■ WHAT IS EXPECTED: Extract the full set of records that follows, word for word.

■ EXTRACTED RECORDS:
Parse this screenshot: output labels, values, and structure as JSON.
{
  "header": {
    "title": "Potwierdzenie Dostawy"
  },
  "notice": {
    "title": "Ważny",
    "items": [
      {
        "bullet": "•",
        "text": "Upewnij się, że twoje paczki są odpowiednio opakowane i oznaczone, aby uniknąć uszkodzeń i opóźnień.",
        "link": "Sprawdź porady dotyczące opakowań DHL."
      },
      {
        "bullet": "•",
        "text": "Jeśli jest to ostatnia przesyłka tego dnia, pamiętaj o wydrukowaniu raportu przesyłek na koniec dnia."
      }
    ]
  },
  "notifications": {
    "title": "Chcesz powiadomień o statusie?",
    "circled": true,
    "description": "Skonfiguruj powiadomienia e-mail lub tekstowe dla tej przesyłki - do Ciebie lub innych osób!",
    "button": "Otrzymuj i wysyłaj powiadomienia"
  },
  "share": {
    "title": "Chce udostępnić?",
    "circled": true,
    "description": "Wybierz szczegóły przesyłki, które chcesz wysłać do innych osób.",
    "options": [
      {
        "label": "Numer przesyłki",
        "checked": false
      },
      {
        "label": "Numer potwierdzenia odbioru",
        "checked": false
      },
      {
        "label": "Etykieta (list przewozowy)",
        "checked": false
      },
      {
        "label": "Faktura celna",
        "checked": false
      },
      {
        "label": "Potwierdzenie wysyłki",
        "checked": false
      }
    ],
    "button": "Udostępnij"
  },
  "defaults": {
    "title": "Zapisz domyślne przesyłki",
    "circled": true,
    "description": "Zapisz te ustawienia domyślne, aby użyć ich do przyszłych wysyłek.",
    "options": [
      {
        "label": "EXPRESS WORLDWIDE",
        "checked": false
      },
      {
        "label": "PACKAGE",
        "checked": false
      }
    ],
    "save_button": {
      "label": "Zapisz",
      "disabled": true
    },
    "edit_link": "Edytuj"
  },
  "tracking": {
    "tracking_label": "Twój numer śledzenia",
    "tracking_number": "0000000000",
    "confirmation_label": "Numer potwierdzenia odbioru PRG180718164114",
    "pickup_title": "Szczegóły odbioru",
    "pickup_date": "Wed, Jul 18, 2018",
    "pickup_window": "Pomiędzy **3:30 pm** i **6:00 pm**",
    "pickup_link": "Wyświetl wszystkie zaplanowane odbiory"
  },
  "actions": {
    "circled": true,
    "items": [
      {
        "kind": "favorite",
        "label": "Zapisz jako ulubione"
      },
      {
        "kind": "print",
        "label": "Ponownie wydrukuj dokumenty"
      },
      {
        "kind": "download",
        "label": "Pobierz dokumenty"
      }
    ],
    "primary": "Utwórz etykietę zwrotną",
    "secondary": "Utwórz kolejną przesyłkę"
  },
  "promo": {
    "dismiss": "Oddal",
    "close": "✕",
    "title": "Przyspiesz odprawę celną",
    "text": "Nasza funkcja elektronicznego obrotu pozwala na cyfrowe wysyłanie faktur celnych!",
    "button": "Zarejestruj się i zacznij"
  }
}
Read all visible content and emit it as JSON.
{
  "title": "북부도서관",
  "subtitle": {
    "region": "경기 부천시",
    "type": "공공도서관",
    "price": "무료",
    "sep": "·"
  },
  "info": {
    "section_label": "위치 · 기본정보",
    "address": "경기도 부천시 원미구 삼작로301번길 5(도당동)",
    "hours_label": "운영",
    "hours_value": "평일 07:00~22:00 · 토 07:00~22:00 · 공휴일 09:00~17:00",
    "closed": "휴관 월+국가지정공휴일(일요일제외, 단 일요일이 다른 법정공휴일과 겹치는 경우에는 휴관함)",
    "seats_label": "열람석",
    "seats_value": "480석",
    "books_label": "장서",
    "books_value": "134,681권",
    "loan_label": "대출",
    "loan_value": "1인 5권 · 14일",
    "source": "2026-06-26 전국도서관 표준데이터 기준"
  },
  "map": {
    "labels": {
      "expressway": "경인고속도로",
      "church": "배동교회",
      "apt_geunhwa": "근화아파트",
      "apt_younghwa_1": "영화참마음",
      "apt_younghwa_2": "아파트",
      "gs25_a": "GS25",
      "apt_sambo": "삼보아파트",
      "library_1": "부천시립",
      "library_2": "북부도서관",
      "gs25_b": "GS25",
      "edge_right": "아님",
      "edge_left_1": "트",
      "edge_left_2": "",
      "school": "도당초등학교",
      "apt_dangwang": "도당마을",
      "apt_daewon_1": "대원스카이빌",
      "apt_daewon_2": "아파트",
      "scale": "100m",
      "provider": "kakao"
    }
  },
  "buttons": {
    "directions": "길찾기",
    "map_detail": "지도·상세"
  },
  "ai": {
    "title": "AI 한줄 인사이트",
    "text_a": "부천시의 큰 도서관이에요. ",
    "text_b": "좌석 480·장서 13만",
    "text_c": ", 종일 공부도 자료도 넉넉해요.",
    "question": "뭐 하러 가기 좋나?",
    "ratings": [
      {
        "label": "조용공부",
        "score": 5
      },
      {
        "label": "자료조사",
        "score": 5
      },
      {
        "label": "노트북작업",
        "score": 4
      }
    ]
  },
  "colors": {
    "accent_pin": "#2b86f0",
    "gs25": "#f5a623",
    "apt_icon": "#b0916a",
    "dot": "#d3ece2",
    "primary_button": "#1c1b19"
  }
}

■ WRITTEN ANSWER:
Parse this screenshot: output labels, values, and structure as JSON.
{
  "header": {
    "title": "Potwierdzenie Dostawy"
  },
  "notice": {
    "title": "Ważny",
    "items": [
      {
        "bullet": "•",
        "text": "Upewnij się, że twoje paczki są odpowiednio opakowane i oznaczone, aby uniknąć uszkodzeń i opóźnień.",
        "link": "Sprawdź porady dotyczące opakowań DHL."
      },
      {
        "bullet": "•",
        "text": "Jeśli jest to ostatnia przesyłka tego dnia, pamiętaj o wydrukowaniu raportu przesyłek na koniec dnia."
      }
    ]
  },
  "notifications": {
    "title": "Chcesz powiadomień o statusie?",
    "circled": true,
    "description": "Skonfiguruj powiadomienia e-mail lub tekstowe dla tej przesyłki - do Ciebie lub innych osób!",
    "button": "Otrzymuj i wysyłaj powiadomienia"
  },
  "share": {
    "title": "Chce udostępnić?",
    "circled": true,
    "description": "Wybierz szczegóły przesyłki, które chcesz wysłać do innych osób.",
    "options": [
      {
        "label": "Numer przesyłki",
        "checked": false
      },
      {
        "label": "Numer potwierdzenia odbioru",
        "checked": false
      },
      {
        "label": "Etykieta (list przewozowy)",
        "checked": false
      },
      {
        "label": "Faktura celna",
        "checked": false
      },
      {
        "label": "Potwierdzenie wysyłki",
        "checked": false
      }
    ],
    "button": "Udostępnij"
  },
  "defaults": {
    "title": "Zapisz domyślne przesyłki",
    "circled": true,
    "description": "Zapisz te ustawienia domyślne, aby użyć ich do przyszłych wysyłek.",
    "options": [
      {
        "label": "EXPRESS WORLDWIDE",
        "checked": false
      },
      {
        "label": "PACKAGE",
        "checked": false
      }
    ],
    "save_button": {
      "label": "Zapisz",
      "disabled": true
    },
    "edit_link": "Edytuj"
  },
  "tracking": {
    "tracking_label": "Twój numer śledzenia",
    "tracking_number": "0000000000",
    "confirmation_label": "Numer potwierdzenia odbioru PRG180718164114",
    "pickup_title": "Szczegóły odbioru",
    "pickup_date": "Wed, Jul 18, 2018",
    "pickup_window": "Pomiędzy **3:30 pm** i **6:00 pm**",
    "pickup_link": "Wyświetl wszystkie zaplanowane odbiory"
  },
  "actions": {
    "circled": true,
    "items": [
      {
        "kind": "favorite",
        "label": "Zapisz jako ulubione"
      },
      {
        "kind": "print",
        "label": "Ponownie wydrukuj dokumenty"
      },
      {
        "kind": "download",
        "label": "Pobierz dokumenty"
      }
    ],
    "primary": "Utwórz etykietę zwrotną",
    "secondary": "Utwórz kolejną przesyłkę"
  },
  "promo": {
    "dismiss": "Oddal",
    "close": "✕",
    "title": "Przyspiesz odprawę celną",
    "text": "Nasza funkcja elektronicznego obrotu pozwala na cyfrowe wysyłanie faktur celnych!",
    "button": "Zarejestruj się i zacznij"
  }
}
Read all visible content and emit it as JSON.
{
  "title": "북부도서관",
  "subtitle": {
    "region": "경기 부천시",
    "type": "공공도서관",
    "price": "무료",
    "sep": "·"
  },
  "info": {
    "section_label": "위치 · 기본정보",
    "address": "경기도 부천시 원미구 삼작로301번길 5(도당동)",
    "hours_label": "운영",
    "hours_value": "평일 07:00~22:00 · 토 07:00~22:00 · 공휴일 09:00~17:00",
    "closed": "휴관 월+국가지정공휴일(일요일제외, 단 일요일이 다른 법정공휴일과 겹치는 경우에는 휴관함)",
    "seats_label": "열람석",
    "seats_value": "480석",
    "books_label": "장서",
    "books_value": "134,681권",
    "loan_label": "대출",
    "loan_value": "1인 5권 · 14일",
    "source": "2026-06-26 전국도서관 표준데이터 기준"
  },
  "map": {
    "labels": {
      "expressway": "경인고속도로",
      "church": "배동교회",
      "apt_geunhwa": "근화아파트",
      "apt_younghwa_1": "영화참마음",
      "apt_younghwa_2": "아파트",
      "gs25_a": "GS25",
      "apt_sambo": "삼보아파트",
      "library_1": "부천시립",
      "library_2": "북부도서관",
      "gs25_b": "GS25",
      "edge_right": "아님",
      "edge_left_1": "트",
      "edge_left_2": "",
      "school": "도당초등학교",
      "apt_dangwang": "도당마을",
      "apt_daewon_1": "대원스카이빌",
      "apt_daewon_2": "아파트",
      "scale": "100m",
      "provider": "kakao"
    }
  },
  "buttons": {
    "directions": "길찾기",
    "map_detail": "지도·상세"
  },
  "ai": {
    "title": "AI 한줄 인사이트",
    "text_a": "부천시의 큰 도서관이에요. ",
    "text_b": "좌석 480·장서 13만",
    "text_c": ", 종일 공부도 자료도 넉넉해요.",
    "question": "뭐 하러 가기 좋나?",
    "ratings": [
      {
        "label": "조용공부",
        "score": 5
      },
      {
        "label": "자료조사",
        "score": 5
      },
      {
        "label": "노트북작업",
        "score": 4
      }
    ]
  },
  "colors": {
    "accent_pin": "#2b86f0",
    "gs25": "#f5a623",
    "apt_icon": "#b0916a",
    "dot": "#d3ece2",
    "primary_button": "#1c1b19"
  }
}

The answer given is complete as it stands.